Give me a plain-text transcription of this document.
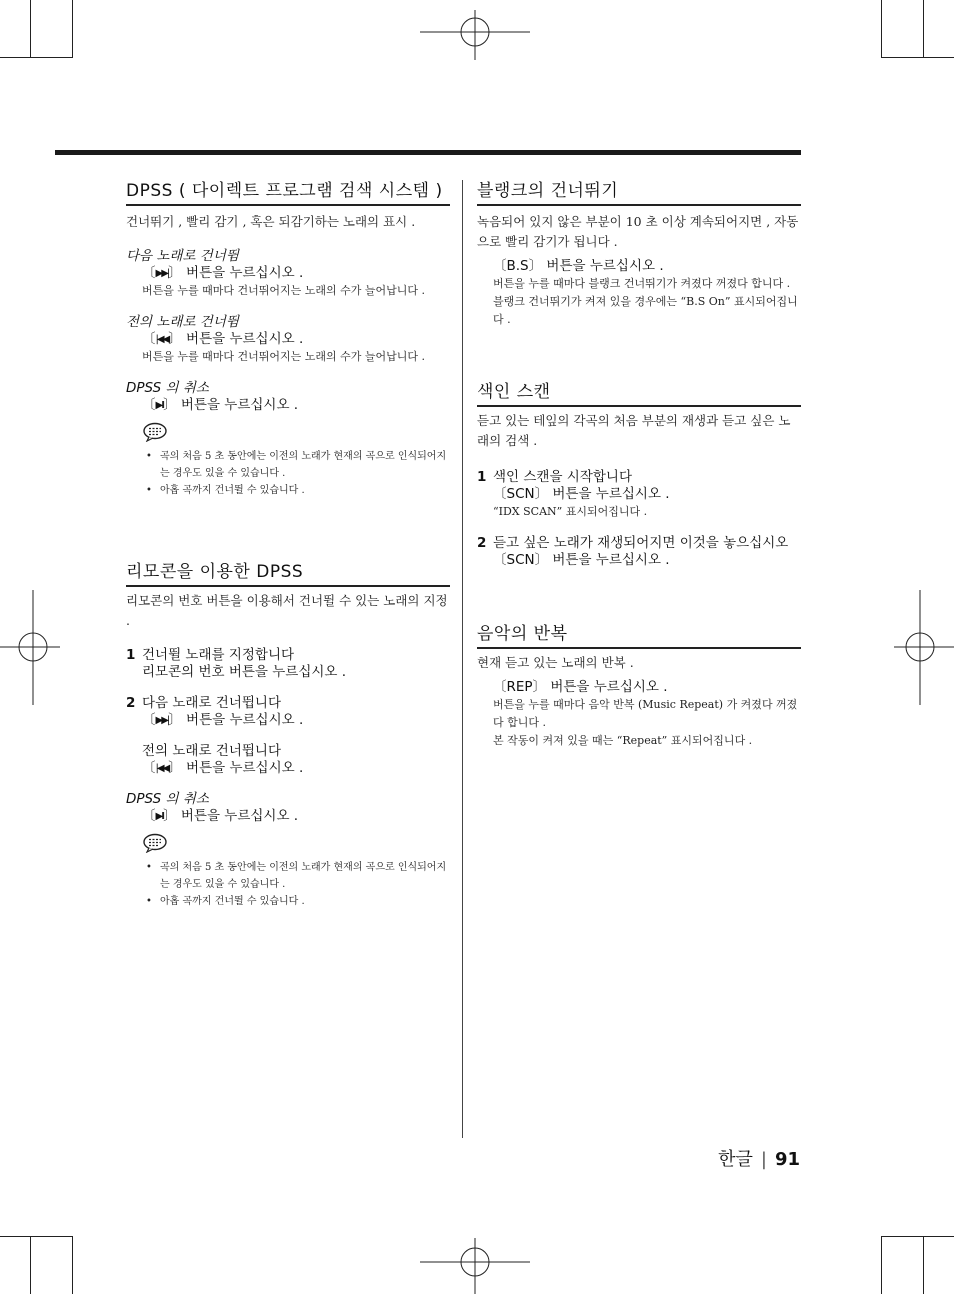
DPSS ( 다이렉트 프로그램 검색 시스템 )

건너뛰기 , 빨리 감기 , 혹은 되감기하는 노래의 표시 .

다음 노래로 건너뜀
〔▶▶|〕 버튼을 누르십시오 .
버튼을 누를 때마다 건너뛰어지는 노래의 수가 늘어납니다 .
전의 노래로 건너뜀
〔|◀◀〕 버튼을 누르십시오 .
버튼을 누를 때마다 건너뛰어지는 노래의 수가 늘어납니다 .
DPSS 의 취소
〔▶II〕 버튼을 누르십시오 .
• 곡의 처음 5 초 동안에는 이전의 노래가 현재의 곡으로 인식되어지는 경우도 있을 수 있습니다 .
• 아홉 곡까지 건너뛸 수 있습니다 .
리모콘을 이용한 DPSS

리모콘의 번호 버튼을 이용해서 건너뛸 수 있는 노래의 지정 .

1 건너뛸 노래를 지정합니다
리모콘의 번호 버튼을 누르십시오 .
2 다음 노래로 건너뜁니다
〔▶▶|〕 버튼을 누르십시오 .
전의 노래로 건너뜁니다
〔|◀◀〕 버튼을 누르십시오 .
DPSS 의 취소
〔▶II〕 버튼을 누르십시오 .
• 곡의 처음 5 초 동안에는 이전의 노래가 현재의 곡으로 인식되어지는 경우도 있을 수 있습니다 .
• 아홉 곡까지 건너뛸 수 있습니다 .
블랭크의 건너뛰기

녹음되어 있지 않은 부분이 10 초 이상 계속되어지면 , 자동으로 빨리 감기가 됩니다 .

〔B.S〕 버튼을 누르십시오 .
버튼을 누를 때마다 블랭크 건너뛰기가 켜졌다 꺼졌다 합니다 .
블랭크 건너뛰기가 켜져 있을 경우에는 “B.S On” 표시되어집니다 .
색인 스캔

듣고 있는 테잎의 각곡의 처음 부분의 재생과 듣고 싶은 노래의 검색 .

1 색인 스캔을 시작합니다
〔SCN〕 버튼을 누르십시오 .
“IDX SCAN” 표시되어집니다 .
2 듣고 싶은 노래가 재생되어지면 이것을 놓으십시오
〔SCN〕 버튼을 누르십시오 .
음악의 반복

현재 듣고 있는 노래의 반복 .

〔REP〕 버튼을 누르십시오 .
버튼을 누를 때마다 음악 반복 (Music Repeat) 가 켜졌다 꺼졌다 합니다 .
본 작동이 켜져 있을 때는 “Repeat” 표시되어집니다 .
한글 | 91
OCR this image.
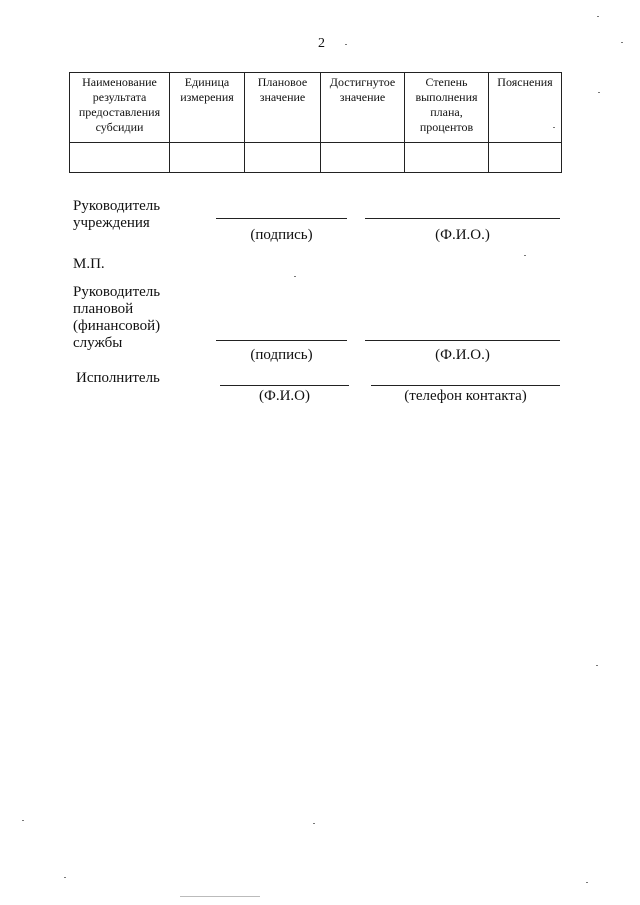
2
Наименование результата предоставления субсидии	Единица измерения	Плановое значение	Достигнутое значение	Степень выполнения плана, процентов	Пояснения

Руководитель
учреждения
(подпись)	(Ф.И.О.)
М.П.
Руководитель
плановой
(финансовой)
службы
(подпись)	(Ф.И.О.)
Исполнитель
(Ф.И.О)	(телефон контакта)
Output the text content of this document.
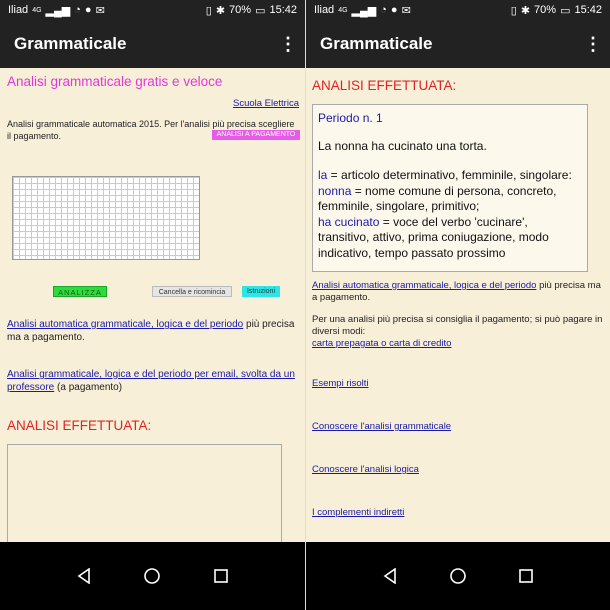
Iliad 4G ▂▄▆ ◔ ● ✉	▯ ✱ 70% ▭ 15:42
Grammaticale	⋮
Analisi grammaticale gratis e veloce
Scuola Elettrica
Analisi grammaticale automatica 2015. Per l'analisi più precisa scegliere il pagamento.	ANALISI A PAGAMENTO
ANALIZZA	Cancella e ricomincia	Istruzioni
Analisi automatica grammaticale, logica e del periodo più precisa ma a pagamento.
Analisi grammaticale, logica e del periodo per email, svolta da un professore (a pagamento)
ANALISI EFFETTUATA:
Iliad 4G ▂▄▆ ◔ ● ✉	▯ ✱ 70% ▭ 15:42
Grammaticale	⋮
ANALISI EFFETTUATA:
Periodo n. 1
La nonna ha cucinato una torta.
la = articolo determinativo, femminile, singolare:
nonna = nome comune di persona, concreto, femminile, singolare, primitivo;
ha cucinato = voce del verbo 'cucinare', transitivo, attivo, prima coniugazione, modo indicativo, tempo passato prossimo
Analisi automatica grammaticale, logica e del periodo più precisa ma a pagamento.
Per una analisi più precisa si consiglia il pagamento; si può pagare in diversi modi:
carta prepagata o carta di credito
Esempi risolti
Conoscere l'analisi grammaticale
Conoscere l'analisi logica
I complementi indiretti
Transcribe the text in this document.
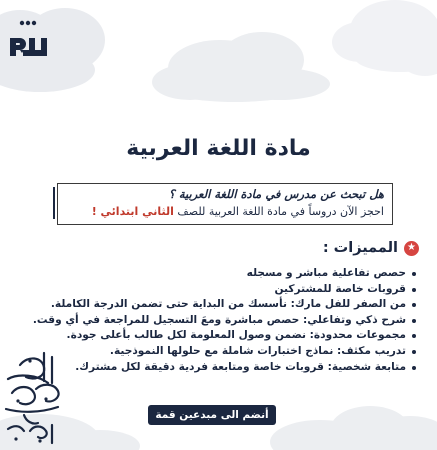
مادة اللغة العربية
هل تبحث عن مدرس في مادة اللغة العربية ؟
احجز الآن دروساً في مادة اللغة العربية للصف الثاني ابتدائي !
★
المميزات :
حصص تفاعلية مباشر و مسجله
قروبات خاصة للمشتركين
من الصفر للفل مارك: نأسسك من البداية حتى تضمن الدرجة الكاملة.
شرح ذكي وتفاعلي: حصص مباشرة ومعَ التسجيل للمراجعة في أي وقت.
مجموعات محدودة: نضمن وصول المعلومة لكل طالب بأعلى جودة.
تدريب مكثف: نماذج اختبارات شاملة مع حلولها النموذجية.
متابعة شخصية: قروبات خاصة ومتابعة فردية دقيقة لكل مشترك.
أنضم الى مبدعين قمة الان !
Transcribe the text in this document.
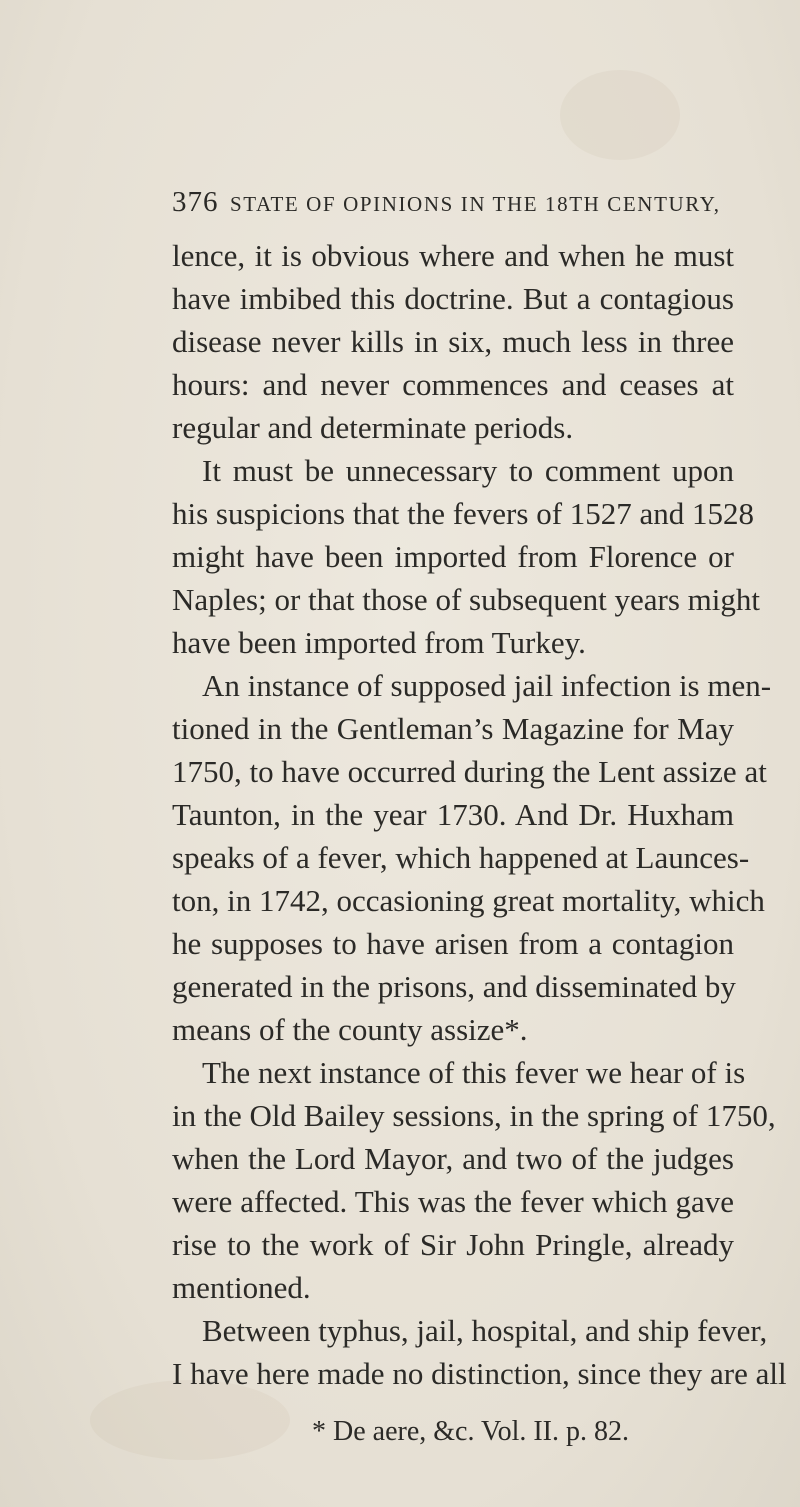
376 STATE OF OPINIONS IN THE 18TH CENTURY,
lence, it is obvious where and when he must
have imbibed this doctrine. But a contagious
disease never kills in six, much less in three
hours: and never commences and ceases at
regular and determinate periods.
It must be unnecessary to comment upon
his suspicions that the fevers of 1527 and 1528
might have been imported from Florence or
Naples; or that those of subsequent years might
have been imported from Turkey.
An instance of supposed jail infection is men-
tioned in the Gentleman’s Magazine for May
1750, to have occurred during the Lent assize at
Taunton, in the year 1730. And Dr. Huxham
speaks of a fever, which happened at Launces-
ton, in 1742, occasioning great mortality, which
he supposes to have arisen from a contagion
generated in the prisons, and disseminated by
means of the county assize*.
The next instance of this fever we hear of is
in the Old Bailey sessions, in the spring of 1750,
when the Lord Mayor, and two of the judges
were affected. This was the fever which gave
rise to the work of Sir John Pringle, already
mentioned.
Between typhus, jail, hospital, and ship fever,
I have here made no distinction, since they are all
* De aere, &c. Vol. II. p. 82.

Goal of the exercise => Show every line of the listing in which the string "리모콘의" can be found.

Exercise response =>
리모콘의 번호 버튼을 이용해서 건너뛸 수 있는 노래의 지정 .
리모콘의 번호 버튼을 누르십시오 .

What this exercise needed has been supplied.